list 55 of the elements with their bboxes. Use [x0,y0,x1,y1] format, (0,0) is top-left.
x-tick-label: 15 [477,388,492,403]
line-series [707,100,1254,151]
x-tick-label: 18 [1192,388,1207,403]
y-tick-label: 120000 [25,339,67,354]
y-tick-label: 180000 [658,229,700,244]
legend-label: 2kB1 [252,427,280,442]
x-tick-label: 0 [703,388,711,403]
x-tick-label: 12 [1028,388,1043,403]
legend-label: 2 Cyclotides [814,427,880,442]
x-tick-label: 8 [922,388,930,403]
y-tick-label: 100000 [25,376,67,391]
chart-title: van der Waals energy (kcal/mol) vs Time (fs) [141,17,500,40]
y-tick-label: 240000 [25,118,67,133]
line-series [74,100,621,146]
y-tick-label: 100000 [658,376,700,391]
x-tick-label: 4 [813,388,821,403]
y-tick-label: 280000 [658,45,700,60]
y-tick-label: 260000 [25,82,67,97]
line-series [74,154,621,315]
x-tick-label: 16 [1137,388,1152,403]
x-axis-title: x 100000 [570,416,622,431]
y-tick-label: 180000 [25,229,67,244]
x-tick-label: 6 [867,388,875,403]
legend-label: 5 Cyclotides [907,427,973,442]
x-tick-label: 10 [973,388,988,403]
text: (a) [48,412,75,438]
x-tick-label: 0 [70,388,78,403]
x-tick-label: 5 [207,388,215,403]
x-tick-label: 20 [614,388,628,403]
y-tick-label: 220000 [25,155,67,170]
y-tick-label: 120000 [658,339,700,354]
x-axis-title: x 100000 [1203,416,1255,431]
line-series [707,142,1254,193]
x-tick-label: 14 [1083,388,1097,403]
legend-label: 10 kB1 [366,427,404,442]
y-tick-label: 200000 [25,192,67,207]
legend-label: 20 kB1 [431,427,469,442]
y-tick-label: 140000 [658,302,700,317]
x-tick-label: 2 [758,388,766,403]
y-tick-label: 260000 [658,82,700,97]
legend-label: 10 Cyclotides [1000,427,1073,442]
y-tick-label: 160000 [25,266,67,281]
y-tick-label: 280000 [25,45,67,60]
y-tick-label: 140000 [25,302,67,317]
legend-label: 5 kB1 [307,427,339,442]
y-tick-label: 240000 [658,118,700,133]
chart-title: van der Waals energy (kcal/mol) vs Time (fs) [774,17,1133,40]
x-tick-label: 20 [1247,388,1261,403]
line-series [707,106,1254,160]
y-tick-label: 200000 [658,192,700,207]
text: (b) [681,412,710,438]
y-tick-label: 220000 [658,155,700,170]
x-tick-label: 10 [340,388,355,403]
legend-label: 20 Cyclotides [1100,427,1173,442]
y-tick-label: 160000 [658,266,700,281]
········
Output every line of the records above as a Markdown table with the columns Row and Text, giving each line its row number and leaving out blank lines.

| Row | Text |
|---|---|
| 1 | list 55 of the elements with their bboxes. Use [x0,y0,x1,y1] format, (0,0) is top-left. |
| 2 | x-tick-label: 15 [477,388,492,403] |
| 3 | line-series [707,100,1254,151] |
| 4 | x-tick-label: 18 [1192,388,1207,403] |
| 5 | y-tick-label: 120000 [25,339,67,354] |
| 6 | y-tick-label: 180000 [658,229,700,244] |
| 7 | legend-label: 2kB1 [252,427,280,442] |
| 8 | x-tick-label: 0 [703,388,711,403] |
| 9 | x-tick-label: 12 [1028,388,1043,403] |
| 10 | legend-label: 2 Cyclotides [814,427,880,442] |
| 11 | x-tick-label: 8 [922,388,930,403] |
| 12 | y-tick-label: 100000 [25,376,67,391] |
| 13 | chart-title: van der Waals energy (kcal/mol) vs Time (fs) [141,17,500,40] |
| 14 | y-tick-label: 240000 [25,118,67,133] |
| 15 | line-series [74,100,621,146] |
| 16 | y-tick-label: 100000 [658,376,700,391] |
| 17 | x-tick-label: 4 [813,388,821,403] |
| 18 | y-tick-label: 280000 [658,45,700,60] |
| 19 | y-tick-label: 260000 [25,82,67,97] |
| 20 | line-series [74,154,621,315] |
| 21 | x-tick-label: 16 [1137,388,1152,403] |
| 22 | x-axis-title: x 100000 [570,416,622,431] |
| 23 | y-tick-label: 180000 [25,229,67,244] |
| 24 | x-tick-label: 6 [867,388,875,403] |
| 25 | legend-label: 5 Cyclotides [907,427,973,442] |
| 26 | x-tick-label: 10 [973,388,988,403] |
| 27 | text: (a) [48,412,75,438] |
| 28 | x-tick-label: 0 [70,388,78,403] |
| 29 | x-tick-label: 5 [207,388,215,403] |
| 30 | x-tick-label: 20 [614,388,628,403] |
| 31 | y-tick-label: 220000 [25,155,67,170] |
| 32 | y-tick-label: 120000 [658,339,700,354] |
| 33 | x-axis-title: x 100000 [1203,416,1255,431] |
| 34 | line-series [707,142,1254,193] |
| 35 | x-tick-label: 14 [1083,388,1097,403] |
| 36 | legend-label: 10 kB1 [366,427,404,442] |
| 37 | y-tick-label: 200000 [25,192,67,207] |
| 38 | legend-label: 20 kB1 [431,427,469,442] |
| 39 | y-tick-label: 140000 [658,302,700,317] |
| 40 | x-tick-label: 2 [758,388,766,403] |
| 41 | y-tick-label: 260000 [658,82,700,97] |
| 42 | legend-label: 10 Cyclotides [1000,427,1073,442] |
| 43 | y-tick-label: 160000 [25,266,67,281] |
| 44 | y-tick-label: 280000 [25,45,67,60] |
| 45 | y-tick-label: 140000 [25,302,67,317] |
| 46 | legend-label: 5 kB1 [307,427,339,442] |
| 47 | y-tick-label: 240000 [658,118,700,133] |
| 48 | chart-title: van der Waals energy (kcal/mol) vs Time (fs) [774,17,1133,40] |
| 49 | x-tick-label: 20 [1247,388,1261,403] |
| 50 | line-series [707,106,1254,160] |
| 51 | y-tick-label: 200000 [658,192,700,207] |
| 52 | text: (b) [681,412,710,438] |
| 53 | y-tick-label: 220000 [658,155,700,170] |
| 54 | x-tick-label: 10 [340,388,355,403] |
| 55 | legend-label: 20 Cyclotides [1100,427,1173,442] |
| 56 | y-tick-label: 160000 [658,266,700,281] |